* start Working data *
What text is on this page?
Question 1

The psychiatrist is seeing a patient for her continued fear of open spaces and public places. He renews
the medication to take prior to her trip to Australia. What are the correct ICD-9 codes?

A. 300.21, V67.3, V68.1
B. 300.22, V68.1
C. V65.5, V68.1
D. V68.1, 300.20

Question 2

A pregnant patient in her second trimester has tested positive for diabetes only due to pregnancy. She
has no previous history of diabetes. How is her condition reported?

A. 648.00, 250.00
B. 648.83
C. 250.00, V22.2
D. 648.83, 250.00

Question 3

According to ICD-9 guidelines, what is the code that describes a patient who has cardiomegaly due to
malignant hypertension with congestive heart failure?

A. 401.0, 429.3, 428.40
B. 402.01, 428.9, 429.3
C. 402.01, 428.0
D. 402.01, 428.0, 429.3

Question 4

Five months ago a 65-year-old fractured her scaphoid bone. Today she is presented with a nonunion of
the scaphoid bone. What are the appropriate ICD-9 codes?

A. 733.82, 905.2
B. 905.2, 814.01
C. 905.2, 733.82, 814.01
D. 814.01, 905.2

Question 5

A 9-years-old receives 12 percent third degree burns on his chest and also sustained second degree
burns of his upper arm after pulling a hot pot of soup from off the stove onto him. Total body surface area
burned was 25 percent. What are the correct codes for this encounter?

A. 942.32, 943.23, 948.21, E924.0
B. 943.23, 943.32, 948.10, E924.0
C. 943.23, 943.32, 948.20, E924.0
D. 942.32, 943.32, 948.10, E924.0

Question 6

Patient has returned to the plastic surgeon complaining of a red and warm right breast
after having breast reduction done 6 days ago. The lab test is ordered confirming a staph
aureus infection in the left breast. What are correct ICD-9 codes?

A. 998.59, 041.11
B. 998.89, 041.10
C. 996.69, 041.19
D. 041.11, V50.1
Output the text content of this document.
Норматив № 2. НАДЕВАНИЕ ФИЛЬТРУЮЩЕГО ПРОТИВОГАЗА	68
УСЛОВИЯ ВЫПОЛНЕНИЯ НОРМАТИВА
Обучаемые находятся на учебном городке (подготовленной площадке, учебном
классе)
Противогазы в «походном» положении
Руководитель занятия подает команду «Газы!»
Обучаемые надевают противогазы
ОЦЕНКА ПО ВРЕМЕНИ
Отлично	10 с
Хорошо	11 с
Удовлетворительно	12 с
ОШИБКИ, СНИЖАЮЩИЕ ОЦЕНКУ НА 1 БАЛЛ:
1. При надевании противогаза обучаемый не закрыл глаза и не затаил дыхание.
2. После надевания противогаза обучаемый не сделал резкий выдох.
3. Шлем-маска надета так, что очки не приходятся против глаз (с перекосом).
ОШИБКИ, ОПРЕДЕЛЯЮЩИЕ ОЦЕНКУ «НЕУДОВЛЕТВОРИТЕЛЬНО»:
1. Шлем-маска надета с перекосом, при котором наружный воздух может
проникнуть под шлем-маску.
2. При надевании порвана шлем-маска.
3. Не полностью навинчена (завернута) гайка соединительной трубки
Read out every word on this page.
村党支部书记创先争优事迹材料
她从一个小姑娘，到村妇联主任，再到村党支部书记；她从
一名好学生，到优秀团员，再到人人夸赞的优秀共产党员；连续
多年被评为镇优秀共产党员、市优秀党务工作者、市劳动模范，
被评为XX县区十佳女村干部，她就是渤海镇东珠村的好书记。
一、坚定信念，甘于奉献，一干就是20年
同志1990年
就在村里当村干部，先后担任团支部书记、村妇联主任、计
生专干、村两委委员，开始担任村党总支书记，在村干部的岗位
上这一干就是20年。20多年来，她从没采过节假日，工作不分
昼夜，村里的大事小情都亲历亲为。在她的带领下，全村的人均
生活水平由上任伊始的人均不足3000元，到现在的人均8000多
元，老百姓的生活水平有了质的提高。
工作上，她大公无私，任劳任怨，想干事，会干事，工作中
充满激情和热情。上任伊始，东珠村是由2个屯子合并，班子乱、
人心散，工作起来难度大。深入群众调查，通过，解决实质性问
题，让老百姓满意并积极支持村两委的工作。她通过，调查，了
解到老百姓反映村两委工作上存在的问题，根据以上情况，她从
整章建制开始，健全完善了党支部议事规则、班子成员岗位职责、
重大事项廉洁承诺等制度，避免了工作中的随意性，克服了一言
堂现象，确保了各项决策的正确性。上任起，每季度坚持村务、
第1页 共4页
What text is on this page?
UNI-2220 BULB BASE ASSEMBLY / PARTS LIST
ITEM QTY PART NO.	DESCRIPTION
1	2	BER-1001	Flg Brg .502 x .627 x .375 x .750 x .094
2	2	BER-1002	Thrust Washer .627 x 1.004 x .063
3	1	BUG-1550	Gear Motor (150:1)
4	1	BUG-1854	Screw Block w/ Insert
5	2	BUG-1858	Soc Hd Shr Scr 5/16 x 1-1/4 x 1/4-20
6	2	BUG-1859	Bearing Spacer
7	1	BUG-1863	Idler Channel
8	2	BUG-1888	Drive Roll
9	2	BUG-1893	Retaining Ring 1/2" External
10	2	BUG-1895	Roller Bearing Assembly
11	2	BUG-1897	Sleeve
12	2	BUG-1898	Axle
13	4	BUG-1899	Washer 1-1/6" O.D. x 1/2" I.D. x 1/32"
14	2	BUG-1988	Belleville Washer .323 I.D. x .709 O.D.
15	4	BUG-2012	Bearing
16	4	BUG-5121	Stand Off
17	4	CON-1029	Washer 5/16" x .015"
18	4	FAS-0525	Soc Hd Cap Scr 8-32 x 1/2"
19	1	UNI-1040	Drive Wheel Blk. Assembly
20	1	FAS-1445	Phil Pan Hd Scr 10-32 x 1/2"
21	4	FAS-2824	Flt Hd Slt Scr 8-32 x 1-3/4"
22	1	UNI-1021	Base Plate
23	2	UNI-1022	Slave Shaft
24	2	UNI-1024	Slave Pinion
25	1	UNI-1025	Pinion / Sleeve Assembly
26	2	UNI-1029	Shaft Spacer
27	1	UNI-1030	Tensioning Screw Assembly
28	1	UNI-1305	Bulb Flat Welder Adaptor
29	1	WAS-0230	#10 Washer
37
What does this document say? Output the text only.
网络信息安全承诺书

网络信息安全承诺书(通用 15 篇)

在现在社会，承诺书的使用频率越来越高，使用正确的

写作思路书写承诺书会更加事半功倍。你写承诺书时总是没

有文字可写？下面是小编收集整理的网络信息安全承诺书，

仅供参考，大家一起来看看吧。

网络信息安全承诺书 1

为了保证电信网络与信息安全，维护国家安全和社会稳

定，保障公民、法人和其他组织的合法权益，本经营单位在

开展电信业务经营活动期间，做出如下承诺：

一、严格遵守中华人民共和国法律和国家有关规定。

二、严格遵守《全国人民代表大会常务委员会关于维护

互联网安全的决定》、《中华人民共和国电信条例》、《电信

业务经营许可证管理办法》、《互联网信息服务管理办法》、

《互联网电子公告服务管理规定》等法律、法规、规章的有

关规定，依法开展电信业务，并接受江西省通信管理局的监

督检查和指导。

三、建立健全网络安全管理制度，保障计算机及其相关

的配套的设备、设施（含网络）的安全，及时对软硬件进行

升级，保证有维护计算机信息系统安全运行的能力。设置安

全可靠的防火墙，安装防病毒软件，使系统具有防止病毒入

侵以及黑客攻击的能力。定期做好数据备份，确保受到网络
* end Working data *
**What is being asked:** Repeat back the data above, exact to the last character.

**Solution:**
What text is on this page?
Question 1

The psychiatrist is seeing a patient for her continued fear of open spaces and public places. He renews
the medication to take prior to her trip to Australia. What are the correct ICD-9 codes?

A. 300.21, V67.3, V68.1
B. 300.22, V68.1
C. V65.5, V68.1
D. V68.1, 300.20

Question 2

A pregnant patient in her second trimester has tested positive for diabetes only due to pregnancy. She
has no previous history of diabetes. How is her condition reported?

A. 648.00, 250.00
B. 648.83
C. 250.00, V22.2
D. 648.83, 250.00

Question 3

According to ICD-9 guidelines, what is the code that describes a patient who has cardiomegaly due to
malignant hypertension with congestive heart failure?

A. 401.0, 429.3, 428.40
B. 402.01, 428.9, 429.3
C. 402.01, 428.0
D. 402.01, 428.0, 429.3

Question 4

Five months ago a 65-year-old fractured her scaphoid bone. Today she is presented with a nonunion of
the scaphoid bone. What are the appropriate ICD-9 codes?

A. 733.82, 905.2
B. 905.2, 814.01
C. 905.2, 733.82, 814.01
D. 814.01, 905.2

Question 5

A 9-years-old receives 12 percent third degree burns on his chest and also sustained second degree
burns of his upper arm after pulling a hot pot of soup from off the stove onto him. Total body surface area
burned was 25 percent. What are the correct codes for this encounter?

A. 942.32, 943.23, 948.21, E924.0
B. 943.23, 943.32, 948.10, E924.0
C. 943.23, 943.32, 948.20, E924.0
D. 942.32, 943.32, 948.10, E924.0

Question 6

Patient has returned to the plastic surgeon complaining of a red and warm right breast
after having breast reduction done 6 days ago. The lab test is ordered confirming a staph
aureus infection in the left breast. What are correct ICD-9 codes?

A. 998.59, 041.11
B. 998.89, 041.10
C. 996.69, 041.19
D. 041.11, V50.1
Output the text content of this document.
Норматив № 2. НАДЕВАНИЕ ФИЛЬТРУЮЩЕГО ПРОТИВОГАЗА	68
УСЛОВИЯ ВЫПОЛНЕНИЯ НОРМАТИВА
Обучаемые находятся на учебном городке (подготовленной площадке, учебном
классе)
Противогазы в «походном» положении
Руководитель занятия подает команду «Газы!»
Обучаемые надевают противогазы
ОЦЕНКА ПО ВРЕМЕНИ
Отлично	10 с
Хорошо	11 с
Удовлетворительно	12 с
ОШИБКИ, СНИЖАЮЩИЕ ОЦЕНКУ НА 1 БАЛЛ:
1. При надевании противогаза обучаемый не закрыл глаза и не затаил дыхание.
2. После надевания противогаза обучаемый не сделал резкий выдох.
3. Шлем-маска надета так, что очки не приходятся против глаз (с перекосом).
ОШИБКИ, ОПРЕДЕЛЯЮЩИЕ ОЦЕНКУ «НЕУДОВЛЕТВОРИТЕЛЬНО»:
1. Шлем-маска надета с перекосом, при котором наружный воздух может
проникнуть под шлем-маску.
2. При надевании порвана шлем-маска.
3. Не полностью навинчена (завернута) гайка соединительной трубки
Read out every word on this page.
村党支部书记创先争优事迹材料
她从一个小姑娘，到村妇联主任，再到村党支部书记；她从
一名好学生，到优秀团员，再到人人夸赞的优秀共产党员；连续
多年被评为镇优秀共产党员、市优秀党务工作者、市劳动模范，
被评为XX县区十佳女村干部，她就是渤海镇东珠村的好书记。
一、坚定信念，甘于奉献，一干就是20年
同志1990年
就在村里当村干部，先后担任团支部书记、村妇联主任、计
生专干、村两委委员，开始担任村党总支书记，在村干部的岗位
上这一干就是20年。20多年来，她从没采过节假日，工作不分
昼夜，村里的大事小情都亲历亲为。在她的带领下，全村的人均
生活水平由上任伊始的人均不足3000元，到现在的人均8000多
元，老百姓的生活水平有了质的提高。
工作上，她大公无私，任劳任怨，想干事，会干事，工作中
充满激情和热情。上任伊始，东珠村是由2个屯子合并，班子乱、
人心散，工作起来难度大。深入群众调查，通过，解决实质性问
题，让老百姓满意并积极支持村两委的工作。她通过，调查，了
解到老百姓反映村两委工作上存在的问题，根据以上情况，她从
整章建制开始，健全完善了党支部议事规则、班子成员岗位职责、
重大事项廉洁承诺等制度，避免了工作中的随意性，克服了一言
堂现象，确保了各项决策的正确性。上任起，每季度坚持村务、
第1页 共4页
What text is on this page?
UNI-2220 BULB BASE ASSEMBLY / PARTS LIST
ITEM QTY PART NO.	DESCRIPTION
1	2	BER-1001	Flg Brg .502 x .627 x .375 x .750 x .094
2	2	BER-1002	Thrust Washer .627 x 1.004 x .063
3	1	BUG-1550	Gear Motor (150:1)
4	1	BUG-1854	Screw Block w/ Insert
5	2	BUG-1858	Soc Hd Shr Scr 5/16 x 1-1/4 x 1/4-20
6	2	BUG-1859	Bearing Spacer
7	1	BUG-1863	Idler Channel
8	2	BUG-1888	Drive Roll
9	2	BUG-1893	Retaining Ring 1/2" External
10	2	BUG-1895	Roller Bearing Assembly
11	2	BUG-1897	Sleeve
12	2	BUG-1898	Axle
13	4	BUG-1899	Washer 1-1/6" O.D. x 1/2" I.D. x 1/32"
14	2	BUG-1988	Belleville Washer .323 I.D. x .709 O.D.
15	4	BUG-2012	Bearing
16	4	BUG-5121	Stand Off
17	4	CON-1029	Washer 5/16" x .015"
18	4	FAS-0525	Soc Hd Cap Scr 8-32 x 1/2"
19	1	UNI-1040	Drive Wheel Blk. Assembly
20	1	FAS-1445	Phil Pan Hd Scr 10-32 x 1/2"
21	4	FAS-2824	Flt Hd Slt Scr 8-32 x 1-3/4"
22	1	UNI-1021	Base Plate
23	2	UNI-1022	Slave Shaft
24	2	UNI-1024	Slave Pinion
25	1	UNI-1025	Pinion / Sleeve Assembly
26	2	UNI-1029	Shaft Spacer
27	1	UNI-1030	Tensioning Screw Assembly
28	1	UNI-1305	Bulb Flat Welder Adaptor
29	1	WAS-0230	#10 Washer
37
What does this document say? Output the text only.
网络信息安全承诺书

网络信息安全承诺书(通用 15 篇)

在现在社会，承诺书的使用频率越来越高，使用正确的

写作思路书写承诺书会更加事半功倍。你写承诺书时总是没

有文字可写？下面是小编收集整理的网络信息安全承诺书，

仅供参考，大家一起来看看吧。

网络信息安全承诺书 1

为了保证电信网络与信息安全，维护国家安全和社会稳

定，保障公民、法人和其他组织的合法权益，本经营单位在

开展电信业务经营活动期间，做出如下承诺：

一、严格遵守中华人民共和国法律和国家有关规定。

二、严格遵守《全国人民代表大会常务委员会关于维护

互联网安全的决定》、《中华人民共和国电信条例》、《电信

业务经营许可证管理办法》、《互联网信息服务管理办法》、

《互联网电子公告服务管理规定》等法律、法规、规章的有

关规定，依法开展电信业务，并接受江西省通信管理局的监

督检查和指导。

三、建立健全网络安全管理制度，保障计算机及其相关

的配套的设备、设施（含网络）的安全，及时对软硬件进行

升级，保证有维护计算机信息系统安全运行的能力。设置安

全可靠的防火墙，安装防病毒软件，使系统具有防止病毒入

侵以及黑客攻击的能力。定期做好数据备份，确保受到网络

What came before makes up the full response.